====== Supplied data ======

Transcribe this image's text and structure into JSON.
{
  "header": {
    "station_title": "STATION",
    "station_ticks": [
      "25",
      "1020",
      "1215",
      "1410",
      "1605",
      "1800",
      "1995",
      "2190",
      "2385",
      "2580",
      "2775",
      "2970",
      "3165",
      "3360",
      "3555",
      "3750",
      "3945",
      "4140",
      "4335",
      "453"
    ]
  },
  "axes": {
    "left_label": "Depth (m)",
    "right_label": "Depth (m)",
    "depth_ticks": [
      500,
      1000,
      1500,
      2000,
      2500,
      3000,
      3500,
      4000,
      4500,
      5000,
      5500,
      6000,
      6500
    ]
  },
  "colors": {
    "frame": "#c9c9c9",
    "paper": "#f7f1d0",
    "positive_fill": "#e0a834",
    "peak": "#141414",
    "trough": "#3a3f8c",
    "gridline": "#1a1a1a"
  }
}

======

Exercise goal: Set down all of the data above, word for word.

Answer for the task:
Transcribe this image's text and structure into JSON.
{
  "header": {
    "station_title": "STATION",
    "station_ticks": [
      "25",
      "1020",
      "1215",
      "1410",
      "1605",
      "1800",
      "1995",
      "2190",
      "2385",
      "2580",
      "2775",
      "2970",
      "3165",
      "3360",
      "3555",
      "3750",
      "3945",
      "4140",
      "4335",
      "453"
    ]
  },
  "axes": {
    "left_label": "Depth (m)",
    "right_label": "Depth (m)",
    "depth_ticks": [
      500,
      1000,
      1500,
      2000,
      2500,
      3000,
      3500,
      4000,
      4500,
      5000,
      5500,
      6000,
      6500
    ]
  },
  "colors": {
    "frame": "#c9c9c9",
    "paper": "#f7f1d0",
    "positive_fill": "#e0a834",
    "peak": "#141414",
    "trough": "#3a3f8c",
    "gridline": "#1a1a1a"
  }
}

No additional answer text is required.